• _Required work_: Write down each entry again, exactly as it reads.

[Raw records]

---*---

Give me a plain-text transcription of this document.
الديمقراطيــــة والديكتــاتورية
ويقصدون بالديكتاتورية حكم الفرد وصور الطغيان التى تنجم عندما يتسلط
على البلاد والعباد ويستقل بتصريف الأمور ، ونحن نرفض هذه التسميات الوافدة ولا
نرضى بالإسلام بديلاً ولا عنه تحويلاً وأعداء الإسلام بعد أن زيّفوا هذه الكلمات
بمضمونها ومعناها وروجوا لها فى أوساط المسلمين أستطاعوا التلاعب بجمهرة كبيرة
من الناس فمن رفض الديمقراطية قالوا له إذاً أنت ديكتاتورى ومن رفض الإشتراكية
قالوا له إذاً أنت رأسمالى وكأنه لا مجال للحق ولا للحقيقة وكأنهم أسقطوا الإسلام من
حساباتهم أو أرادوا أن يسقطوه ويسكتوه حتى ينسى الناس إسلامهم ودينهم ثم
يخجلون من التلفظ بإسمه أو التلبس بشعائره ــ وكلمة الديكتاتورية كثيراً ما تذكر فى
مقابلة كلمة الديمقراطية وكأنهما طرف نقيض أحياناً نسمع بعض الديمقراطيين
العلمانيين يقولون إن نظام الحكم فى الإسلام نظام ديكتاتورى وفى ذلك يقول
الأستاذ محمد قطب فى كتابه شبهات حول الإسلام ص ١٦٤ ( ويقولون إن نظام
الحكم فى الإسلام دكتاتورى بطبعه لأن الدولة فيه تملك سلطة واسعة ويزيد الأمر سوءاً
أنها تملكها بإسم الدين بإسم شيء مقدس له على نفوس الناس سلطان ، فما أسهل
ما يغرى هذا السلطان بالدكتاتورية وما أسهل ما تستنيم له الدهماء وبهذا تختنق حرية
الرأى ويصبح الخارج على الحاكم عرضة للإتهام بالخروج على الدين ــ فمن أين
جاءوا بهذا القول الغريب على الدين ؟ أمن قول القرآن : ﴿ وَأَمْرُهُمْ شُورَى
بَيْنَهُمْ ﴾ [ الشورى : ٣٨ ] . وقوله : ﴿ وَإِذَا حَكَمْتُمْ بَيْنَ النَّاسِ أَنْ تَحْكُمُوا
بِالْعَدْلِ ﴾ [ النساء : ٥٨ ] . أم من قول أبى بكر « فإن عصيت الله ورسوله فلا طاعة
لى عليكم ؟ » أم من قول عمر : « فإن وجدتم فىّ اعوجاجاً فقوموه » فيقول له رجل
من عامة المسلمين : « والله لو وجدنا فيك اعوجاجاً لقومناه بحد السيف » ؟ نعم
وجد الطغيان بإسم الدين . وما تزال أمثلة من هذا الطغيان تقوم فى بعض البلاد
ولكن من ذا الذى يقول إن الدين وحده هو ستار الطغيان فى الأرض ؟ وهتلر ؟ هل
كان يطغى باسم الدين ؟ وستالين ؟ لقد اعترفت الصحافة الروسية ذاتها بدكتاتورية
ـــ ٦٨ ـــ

---*---

• _Result of this task_:
Give me a plain-text transcription of this document.
الديمقراطيــــة والديكتــاتورية
ويقصدون بالديكتاتورية حكم الفرد وصور الطغيان التى تنجم عندما يتسلط
على البلاد والعباد ويستقل بتصريف الأمور ، ونحن نرفض هذه التسميات الوافدة ولا
نرضى بالإسلام بديلاً ولا عنه تحويلاً وأعداء الإسلام بعد أن زيّفوا هذه الكلمات
بمضمونها ومعناها وروجوا لها فى أوساط المسلمين أستطاعوا التلاعب بجمهرة كبيرة
من الناس فمن رفض الديمقراطية قالوا له إذاً أنت ديكتاتورى ومن رفض الإشتراكية
قالوا له إذاً أنت رأسمالى وكأنه لا مجال للحق ولا للحقيقة وكأنهم أسقطوا الإسلام من
حساباتهم أو أرادوا أن يسقطوه ويسكتوه حتى ينسى الناس إسلامهم ودينهم ثم
يخجلون من التلفظ بإسمه أو التلبس بشعائره ــ وكلمة الديكتاتورية كثيراً ما تذكر فى
مقابلة كلمة الديمقراطية وكأنهما طرف نقيض أحياناً نسمع بعض الديمقراطيين
العلمانيين يقولون إن نظام الحكم فى الإسلام نظام ديكتاتورى وفى ذلك يقول
الأستاذ محمد قطب فى كتابه شبهات حول الإسلام ص ١٦٤ ( ويقولون إن نظام
الحكم فى الإسلام دكتاتورى بطبعه لأن الدولة فيه تملك سلطة واسعة ويزيد الأمر سوءاً
أنها تملكها بإسم الدين بإسم شيء مقدس له على نفوس الناس سلطان ، فما أسهل
ما يغرى هذا السلطان بالدكتاتورية وما أسهل ما تستنيم له الدهماء وبهذا تختنق حرية
الرأى ويصبح الخارج على الحاكم عرضة للإتهام بالخروج على الدين ــ فمن أين
جاءوا بهذا القول الغريب على الدين ؟ أمن قول القرآن : ﴿ وَأَمْرُهُمْ شُورَى
بَيْنَهُمْ ﴾ [ الشورى : ٣٨ ] . وقوله : ﴿ وَإِذَا حَكَمْتُمْ بَيْنَ النَّاسِ أَنْ تَحْكُمُوا
بِالْعَدْلِ ﴾ [ النساء : ٥٨ ] . أم من قول أبى بكر « فإن عصيت الله ورسوله فلا طاعة
لى عليكم ؟ » أم من قول عمر : « فإن وجدتم فىّ اعوجاجاً فقوموه » فيقول له رجل
من عامة المسلمين : « والله لو وجدنا فيك اعوجاجاً لقومناه بحد السيف » ؟ نعم
وجد الطغيان بإسم الدين . وما تزال أمثلة من هذا الطغيان تقوم فى بعض البلاد
ولكن من ذا الذى يقول إن الدين وحده هو ستار الطغيان فى الأرض ؟ وهتلر ؟ هل
كان يطغى باسم الدين ؟ وستالين ؟ لقد اعترفت الصحافة الروسية ذاتها بدكتاتورية
ـــ ٦٨ ـــ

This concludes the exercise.